[BEGIN DATA LISTING]

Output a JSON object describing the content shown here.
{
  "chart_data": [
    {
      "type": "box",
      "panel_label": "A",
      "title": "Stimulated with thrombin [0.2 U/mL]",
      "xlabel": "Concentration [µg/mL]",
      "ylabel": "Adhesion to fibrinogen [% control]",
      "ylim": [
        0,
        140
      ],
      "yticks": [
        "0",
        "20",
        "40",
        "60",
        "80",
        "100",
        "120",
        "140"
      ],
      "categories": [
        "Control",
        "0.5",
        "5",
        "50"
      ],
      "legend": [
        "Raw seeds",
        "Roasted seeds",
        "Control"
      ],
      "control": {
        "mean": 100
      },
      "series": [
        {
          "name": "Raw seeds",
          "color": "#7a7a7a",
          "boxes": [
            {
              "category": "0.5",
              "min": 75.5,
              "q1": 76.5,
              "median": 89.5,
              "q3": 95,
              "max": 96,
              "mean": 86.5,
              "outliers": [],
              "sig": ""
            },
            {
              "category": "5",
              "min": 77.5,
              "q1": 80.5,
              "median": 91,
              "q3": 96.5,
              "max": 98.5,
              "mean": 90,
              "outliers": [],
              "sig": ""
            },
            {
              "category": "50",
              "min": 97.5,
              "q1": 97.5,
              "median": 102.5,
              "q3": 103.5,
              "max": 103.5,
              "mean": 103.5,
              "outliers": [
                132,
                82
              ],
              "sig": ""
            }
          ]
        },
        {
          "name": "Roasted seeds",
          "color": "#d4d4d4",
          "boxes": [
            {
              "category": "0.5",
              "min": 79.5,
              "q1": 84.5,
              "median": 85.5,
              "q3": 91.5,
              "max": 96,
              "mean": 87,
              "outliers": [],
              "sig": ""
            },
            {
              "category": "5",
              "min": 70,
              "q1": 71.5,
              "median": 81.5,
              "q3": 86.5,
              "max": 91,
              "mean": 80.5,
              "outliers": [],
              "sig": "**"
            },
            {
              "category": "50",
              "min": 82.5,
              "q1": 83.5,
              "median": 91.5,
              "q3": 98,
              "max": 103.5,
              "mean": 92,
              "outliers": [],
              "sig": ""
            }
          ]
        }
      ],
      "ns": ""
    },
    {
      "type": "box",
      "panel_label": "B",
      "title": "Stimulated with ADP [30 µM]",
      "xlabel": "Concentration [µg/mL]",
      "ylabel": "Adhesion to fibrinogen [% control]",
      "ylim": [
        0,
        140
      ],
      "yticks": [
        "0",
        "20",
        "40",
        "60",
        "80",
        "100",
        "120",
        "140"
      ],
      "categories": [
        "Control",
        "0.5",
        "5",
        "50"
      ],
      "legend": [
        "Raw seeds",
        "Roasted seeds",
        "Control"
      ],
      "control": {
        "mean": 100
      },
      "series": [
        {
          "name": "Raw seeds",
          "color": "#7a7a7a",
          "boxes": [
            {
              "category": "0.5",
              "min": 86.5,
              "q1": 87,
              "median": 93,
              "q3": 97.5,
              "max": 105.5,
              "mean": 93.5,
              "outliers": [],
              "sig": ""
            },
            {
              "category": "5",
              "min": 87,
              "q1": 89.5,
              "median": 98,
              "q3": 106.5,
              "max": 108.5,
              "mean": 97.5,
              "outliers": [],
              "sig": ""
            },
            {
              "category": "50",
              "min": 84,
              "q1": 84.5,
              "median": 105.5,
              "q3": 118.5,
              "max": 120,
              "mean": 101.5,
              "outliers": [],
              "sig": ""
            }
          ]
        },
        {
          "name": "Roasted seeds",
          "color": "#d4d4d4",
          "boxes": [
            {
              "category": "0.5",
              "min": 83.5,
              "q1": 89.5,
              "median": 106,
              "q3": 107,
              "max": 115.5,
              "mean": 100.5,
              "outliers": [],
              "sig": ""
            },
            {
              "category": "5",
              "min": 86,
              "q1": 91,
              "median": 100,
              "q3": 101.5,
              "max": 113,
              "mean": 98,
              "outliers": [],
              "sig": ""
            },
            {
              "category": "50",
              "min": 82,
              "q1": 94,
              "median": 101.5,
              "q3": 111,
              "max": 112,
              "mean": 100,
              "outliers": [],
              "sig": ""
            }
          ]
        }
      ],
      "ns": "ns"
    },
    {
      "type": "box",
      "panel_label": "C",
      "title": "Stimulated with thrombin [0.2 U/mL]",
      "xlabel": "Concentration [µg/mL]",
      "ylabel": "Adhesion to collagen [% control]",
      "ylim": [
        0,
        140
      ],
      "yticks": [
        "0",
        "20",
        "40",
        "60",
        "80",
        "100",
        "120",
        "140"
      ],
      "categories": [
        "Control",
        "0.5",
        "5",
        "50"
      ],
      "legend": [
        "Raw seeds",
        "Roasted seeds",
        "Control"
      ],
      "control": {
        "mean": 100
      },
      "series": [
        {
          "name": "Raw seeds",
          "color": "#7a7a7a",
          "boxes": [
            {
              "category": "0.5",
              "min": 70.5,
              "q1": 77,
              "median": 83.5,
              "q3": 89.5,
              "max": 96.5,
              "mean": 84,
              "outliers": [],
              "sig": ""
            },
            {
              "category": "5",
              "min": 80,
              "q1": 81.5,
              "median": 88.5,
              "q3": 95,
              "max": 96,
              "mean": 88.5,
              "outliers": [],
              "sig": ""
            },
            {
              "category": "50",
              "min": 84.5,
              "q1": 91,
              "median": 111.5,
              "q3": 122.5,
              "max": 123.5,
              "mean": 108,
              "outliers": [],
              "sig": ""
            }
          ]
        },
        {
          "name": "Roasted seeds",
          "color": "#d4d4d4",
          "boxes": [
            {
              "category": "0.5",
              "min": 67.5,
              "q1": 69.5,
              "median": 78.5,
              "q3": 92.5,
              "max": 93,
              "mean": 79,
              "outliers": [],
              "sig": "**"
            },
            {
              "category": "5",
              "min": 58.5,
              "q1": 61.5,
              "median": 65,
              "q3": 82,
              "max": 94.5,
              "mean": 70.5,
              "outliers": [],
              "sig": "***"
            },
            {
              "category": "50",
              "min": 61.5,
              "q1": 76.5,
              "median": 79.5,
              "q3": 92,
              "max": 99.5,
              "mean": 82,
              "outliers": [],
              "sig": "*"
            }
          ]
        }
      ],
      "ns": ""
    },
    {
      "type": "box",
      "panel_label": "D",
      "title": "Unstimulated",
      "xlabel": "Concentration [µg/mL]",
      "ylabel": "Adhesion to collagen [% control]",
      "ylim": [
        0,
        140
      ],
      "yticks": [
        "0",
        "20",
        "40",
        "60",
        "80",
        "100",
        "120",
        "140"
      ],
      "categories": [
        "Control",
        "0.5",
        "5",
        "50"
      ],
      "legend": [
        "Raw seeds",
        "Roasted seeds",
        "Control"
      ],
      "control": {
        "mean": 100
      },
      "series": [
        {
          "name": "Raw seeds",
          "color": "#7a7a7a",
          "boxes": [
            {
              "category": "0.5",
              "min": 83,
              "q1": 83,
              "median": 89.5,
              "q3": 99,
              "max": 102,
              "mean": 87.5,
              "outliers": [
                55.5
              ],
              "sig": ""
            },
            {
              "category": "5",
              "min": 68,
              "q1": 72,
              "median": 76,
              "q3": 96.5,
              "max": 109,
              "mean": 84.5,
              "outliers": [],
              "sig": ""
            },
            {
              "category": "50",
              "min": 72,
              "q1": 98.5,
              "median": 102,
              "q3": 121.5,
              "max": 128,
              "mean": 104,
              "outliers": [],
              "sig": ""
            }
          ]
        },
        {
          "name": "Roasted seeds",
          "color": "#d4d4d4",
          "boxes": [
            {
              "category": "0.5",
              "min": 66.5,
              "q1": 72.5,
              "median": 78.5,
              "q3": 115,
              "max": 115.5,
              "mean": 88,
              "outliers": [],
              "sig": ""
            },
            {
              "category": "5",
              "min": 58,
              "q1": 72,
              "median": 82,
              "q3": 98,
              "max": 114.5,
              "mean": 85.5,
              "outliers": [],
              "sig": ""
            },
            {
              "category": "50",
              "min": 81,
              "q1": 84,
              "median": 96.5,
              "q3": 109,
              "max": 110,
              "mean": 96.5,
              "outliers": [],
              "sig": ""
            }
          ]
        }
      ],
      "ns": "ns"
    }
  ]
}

[END DATA LISTING]

**SHORT TASK**.
Scan the listing above and identify each line holding the string "title"; copy every such line.

**EXERCISE RESULT**.
      "title": "Stimulated with thrombin [0.2 U/mL]",
      "title": "Stimulated with ADP [30 µM]",
      "title": "Stimulated with thrombin [0.2 U/mL]",
      "title": "Unstimulated",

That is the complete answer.